- _PROBLEM TO SOLVE_
Omit every picture and return the rest of the data unaltered.

- _PROVIDED DATA_
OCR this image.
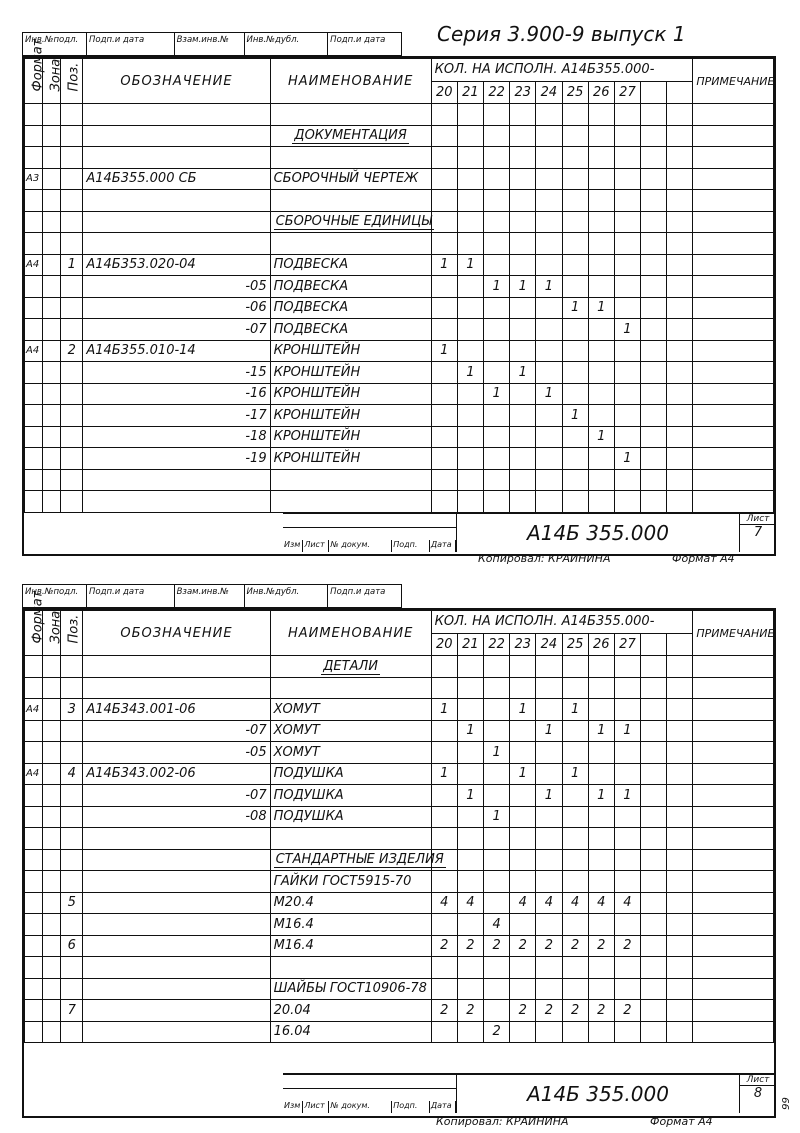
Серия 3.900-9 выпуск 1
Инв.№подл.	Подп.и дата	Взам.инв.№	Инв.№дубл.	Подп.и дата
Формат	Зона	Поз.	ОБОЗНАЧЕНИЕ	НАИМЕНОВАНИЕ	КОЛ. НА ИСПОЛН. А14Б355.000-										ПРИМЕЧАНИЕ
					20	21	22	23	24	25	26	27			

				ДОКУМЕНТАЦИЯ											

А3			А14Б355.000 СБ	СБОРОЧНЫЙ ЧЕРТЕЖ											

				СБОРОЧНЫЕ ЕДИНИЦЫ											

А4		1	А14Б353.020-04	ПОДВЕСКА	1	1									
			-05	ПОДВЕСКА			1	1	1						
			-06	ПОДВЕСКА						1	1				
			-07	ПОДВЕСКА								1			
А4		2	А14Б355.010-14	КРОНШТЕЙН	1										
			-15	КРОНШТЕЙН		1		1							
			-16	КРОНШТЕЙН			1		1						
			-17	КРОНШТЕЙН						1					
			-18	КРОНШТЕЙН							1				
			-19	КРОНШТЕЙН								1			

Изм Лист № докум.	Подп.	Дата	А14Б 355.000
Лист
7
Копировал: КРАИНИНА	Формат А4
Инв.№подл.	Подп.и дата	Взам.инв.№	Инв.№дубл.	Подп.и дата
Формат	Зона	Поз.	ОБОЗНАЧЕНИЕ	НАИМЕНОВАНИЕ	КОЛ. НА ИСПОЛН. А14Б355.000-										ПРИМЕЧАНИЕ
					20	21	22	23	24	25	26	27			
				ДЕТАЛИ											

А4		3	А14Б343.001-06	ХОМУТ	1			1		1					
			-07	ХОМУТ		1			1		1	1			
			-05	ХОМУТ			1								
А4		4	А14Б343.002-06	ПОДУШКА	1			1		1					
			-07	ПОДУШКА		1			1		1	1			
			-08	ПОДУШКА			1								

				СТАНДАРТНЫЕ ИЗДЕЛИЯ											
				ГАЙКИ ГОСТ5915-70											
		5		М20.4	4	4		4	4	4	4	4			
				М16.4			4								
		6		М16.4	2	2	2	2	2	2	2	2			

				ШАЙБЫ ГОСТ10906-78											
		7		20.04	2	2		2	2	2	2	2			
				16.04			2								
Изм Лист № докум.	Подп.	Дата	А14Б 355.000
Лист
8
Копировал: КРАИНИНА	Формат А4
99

- _IN RESPONSE_
OCR this image.
Серия 3.900-9 выпуск 1
Инв.№подл.	Подп.и дата	Взам.инв.№	Инв.№дубл.	Подп.и дата
Формат	Зона	Поз.	ОБОЗНАЧЕНИЕ	НАИМЕНОВАНИЕ	КОЛ. НА ИСПОЛН. А14Б355.000-										ПРИМЕЧАНИЕ
					20	21	22	23	24	25	26	27			

				ДОКУМЕНТАЦИЯ											

А3			А14Б355.000 СБ	СБОРОЧНЫЙ ЧЕРТЕЖ											

				СБОРОЧНЫЕ ЕДИНИЦЫ											

А4		1	А14Б353.020-04	ПОДВЕСКА	1	1									
			-05	ПОДВЕСКА			1	1	1						
			-06	ПОДВЕСКА						1	1				
			-07	ПОДВЕСКА								1			
А4		2	А14Б355.010-14	КРОНШТЕЙН	1										
			-15	КРОНШТЕЙН		1		1							
			-16	КРОНШТЕЙН			1		1						
			-17	КРОНШТЕЙН						1					
			-18	КРОНШТЕЙН							1				
			-19	КРОНШТЕЙН								1			

Изм Лист № докум.	Подп.	Дата	А14Б 355.000
Лист
7
Копировал: КРАИНИНА	Формат А4
Инв.№подл.	Подп.и дата	Взам.инв.№	Инв.№дубл.	Подп.и дата
Формат	Зона	Поз.	ОБОЗНАЧЕНИЕ	НАИМЕНОВАНИЕ	КОЛ. НА ИСПОЛН. А14Б355.000-										ПРИМЕЧАНИЕ
					20	21	22	23	24	25	26	27			
				ДЕТАЛИ											

А4		3	А14Б343.001-06	ХОМУТ	1			1		1					
			-07	ХОМУТ		1			1		1	1			
			-05	ХОМУТ			1								
А4		4	А14Б343.002-06	ПОДУШКА	1			1		1					
			-07	ПОДУШКА		1			1		1	1			
			-08	ПОДУШКА			1								

				СТАНДАРТНЫЕ ИЗДЕЛИЯ											
				ГАЙКИ ГОСТ5915-70											
		5		М20.4	4	4		4	4	4	4	4			
				М16.4			4								
		6		М16.4	2	2	2	2	2	2	2	2			

				ШАЙБЫ ГОСТ10906-78											
		7		20.04	2	2		2	2	2	2	2			
				16.04			2								
Изм Лист № докум.	Подп.	Дата	А14Б 355.000
Лист
8
Копировал: КРАИНИНА	Формат А4
99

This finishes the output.